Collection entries
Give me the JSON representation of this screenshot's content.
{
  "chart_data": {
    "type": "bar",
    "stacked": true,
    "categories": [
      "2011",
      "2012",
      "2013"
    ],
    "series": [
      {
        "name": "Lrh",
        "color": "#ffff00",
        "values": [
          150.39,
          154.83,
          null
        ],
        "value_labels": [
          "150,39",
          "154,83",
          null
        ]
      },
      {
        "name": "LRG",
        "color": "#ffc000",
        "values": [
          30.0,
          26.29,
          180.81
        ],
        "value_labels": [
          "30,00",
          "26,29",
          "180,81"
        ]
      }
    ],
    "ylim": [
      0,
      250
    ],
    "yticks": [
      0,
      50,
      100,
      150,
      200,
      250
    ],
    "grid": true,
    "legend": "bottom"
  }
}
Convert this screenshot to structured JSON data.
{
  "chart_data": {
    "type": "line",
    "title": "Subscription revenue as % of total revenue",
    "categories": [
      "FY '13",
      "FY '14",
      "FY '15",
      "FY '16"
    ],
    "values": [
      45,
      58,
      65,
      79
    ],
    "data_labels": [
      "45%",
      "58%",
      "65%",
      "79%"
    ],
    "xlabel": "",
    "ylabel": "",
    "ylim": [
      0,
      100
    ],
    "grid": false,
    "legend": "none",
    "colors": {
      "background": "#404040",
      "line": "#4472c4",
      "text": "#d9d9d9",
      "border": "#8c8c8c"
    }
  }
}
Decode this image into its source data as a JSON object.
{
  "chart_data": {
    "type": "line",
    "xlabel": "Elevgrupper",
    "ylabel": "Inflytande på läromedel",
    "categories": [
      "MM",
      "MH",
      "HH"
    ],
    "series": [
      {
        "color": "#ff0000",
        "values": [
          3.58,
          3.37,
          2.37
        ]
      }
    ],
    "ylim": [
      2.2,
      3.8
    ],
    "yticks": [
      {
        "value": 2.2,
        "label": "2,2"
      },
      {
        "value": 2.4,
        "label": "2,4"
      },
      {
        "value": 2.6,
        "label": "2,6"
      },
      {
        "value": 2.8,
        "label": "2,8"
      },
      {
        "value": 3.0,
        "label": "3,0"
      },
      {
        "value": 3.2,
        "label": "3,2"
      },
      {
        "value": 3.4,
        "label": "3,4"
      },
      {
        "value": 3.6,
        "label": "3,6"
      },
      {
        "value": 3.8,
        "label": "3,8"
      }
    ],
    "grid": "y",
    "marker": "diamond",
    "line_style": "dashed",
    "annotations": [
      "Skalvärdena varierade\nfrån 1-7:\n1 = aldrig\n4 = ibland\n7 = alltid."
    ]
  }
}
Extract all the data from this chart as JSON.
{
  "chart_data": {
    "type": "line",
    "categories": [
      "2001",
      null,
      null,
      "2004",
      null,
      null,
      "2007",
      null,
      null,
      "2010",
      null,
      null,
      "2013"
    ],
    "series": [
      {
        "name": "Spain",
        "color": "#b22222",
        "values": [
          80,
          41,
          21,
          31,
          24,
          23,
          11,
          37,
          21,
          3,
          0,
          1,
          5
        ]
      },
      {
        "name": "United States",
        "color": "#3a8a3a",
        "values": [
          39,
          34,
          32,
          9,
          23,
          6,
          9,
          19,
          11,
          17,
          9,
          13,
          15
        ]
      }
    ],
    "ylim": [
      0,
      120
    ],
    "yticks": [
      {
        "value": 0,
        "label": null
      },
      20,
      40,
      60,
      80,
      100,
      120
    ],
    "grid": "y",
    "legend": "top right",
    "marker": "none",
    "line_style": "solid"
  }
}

REQUIREMENTS
Retype all of the data shown above, word for word.

WRITTEN RESPONSE
Give me the JSON representation of this screenshot's content.
{
  "chart_data": {
    "type": "bar",
    "stacked": true,
    "categories": [
      "2011",
      "2012",
      "2013"
    ],
    "series": [
      {
        "name": "Lrh",
        "color": "#ffff00",
        "values": [
          150.39,
          154.83,
          null
        ],
        "value_labels": [
          "150,39",
          "154,83",
          null
        ]
      },
      {
        "name": "LRG",
        "color": "#ffc000",
        "values": [
          30.0,
          26.29,
          180.81
        ],
        "value_labels": [
          "30,00",
          "26,29",
          "180,81"
        ]
      }
    ],
    "ylim": [
      0,
      250
    ],
    "yticks": [
      0,
      50,
      100,
      150,
      200,
      250
    ],
    "grid": true,
    "legend": "bottom"
  }
}
Convert this screenshot to structured JSON data.
{
  "chart_data": {
    "type": "line",
    "title": "Subscription revenue as % of total revenue",
    "categories": [
      "FY '13",
      "FY '14",
      "FY '15",
      "FY '16"
    ],
    "values": [
      45,
      58,
      65,
      79
    ],
    "data_labels": [
      "45%",
      "58%",
      "65%",
      "79%"
    ],
    "xlabel": "",
    "ylabel": "",
    "ylim": [
      0,
      100
    ],
    "grid": false,
    "legend": "none",
    "colors": {
      "background": "#404040",
      "line": "#4472c4",
      "text": "#d9d9d9",
      "border": "#8c8c8c"
    }
  }
}
Decode this image into its source data as a JSON object.
{
  "chart_data": {
    "type": "line",
    "xlabel": "Elevgrupper",
    "ylabel": "Inflytande på läromedel",
    "categories": [
      "MM",
      "MH",
      "HH"
    ],
    "series": [
      {
        "color": "#ff0000",
        "values": [
          3.58,
          3.37,
          2.37
        ]
      }
    ],
    "ylim": [
      2.2,
      3.8
    ],
    "yticks": [
      {
        "value": 2.2,
        "label": "2,2"
      },
      {
        "value": 2.4,
        "label": "2,4"
      },
      {
        "value": 2.6,
        "label": "2,6"
      },
      {
        "value": 2.8,
        "label": "2,8"
      },
      {
        "value": 3.0,
        "label": "3,0"
      },
      {
        "value": 3.2,
        "label": "3,2"
      },
      {
        "value": 3.4,
        "label": "3,4"
      },
      {
        "value": 3.6,
        "label": "3,6"
      },
      {
        "value": 3.8,
        "label": "3,8"
      }
    ],
    "grid": "y",
    "marker": "diamond",
    "line_style": "dashed",
    "annotations": [
      "Skalvärdena varierade\nfrån 1-7:\n1 = aldrig\n4 = ibland\n7 = alltid."
    ]
  }
}
Extract all the data from this chart as JSON.
{
  "chart_data": {
    "type": "line",
    "categories": [
      "2001",
      null,
      null,
      "2004",
      null,
      null,
      "2007",
      null,
      null,
      "2010",
      null,
      null,
      "2013"
    ],
    "series": [
      {
        "name": "Spain",
        "color": "#b22222",
        "values": [
          80,
          41,
          21,
          31,
          24,
          23,
          11,
          37,
          21,
          3,
          0,
          1,
          5
        ]
      },
      {
        "name": "United States",
        "color": "#3a8a3a",
        "values": [
          39,
          34,
          32,
          9,
          23,
          6,
          9,
          19,
          11,
          17,
          9,
          13,
          15
        ]
      }
    ],
    "ylim": [
      0,
      120
    ],
    "yticks": [
      {
        "value": 0,
        "label": null
      },
      20,
      40,
      60,
      80,
      100,
      120
    ],
    "grid": "y",
    "legend": "top right",
    "marker": "none",
    "line_style": "solid"
  }
}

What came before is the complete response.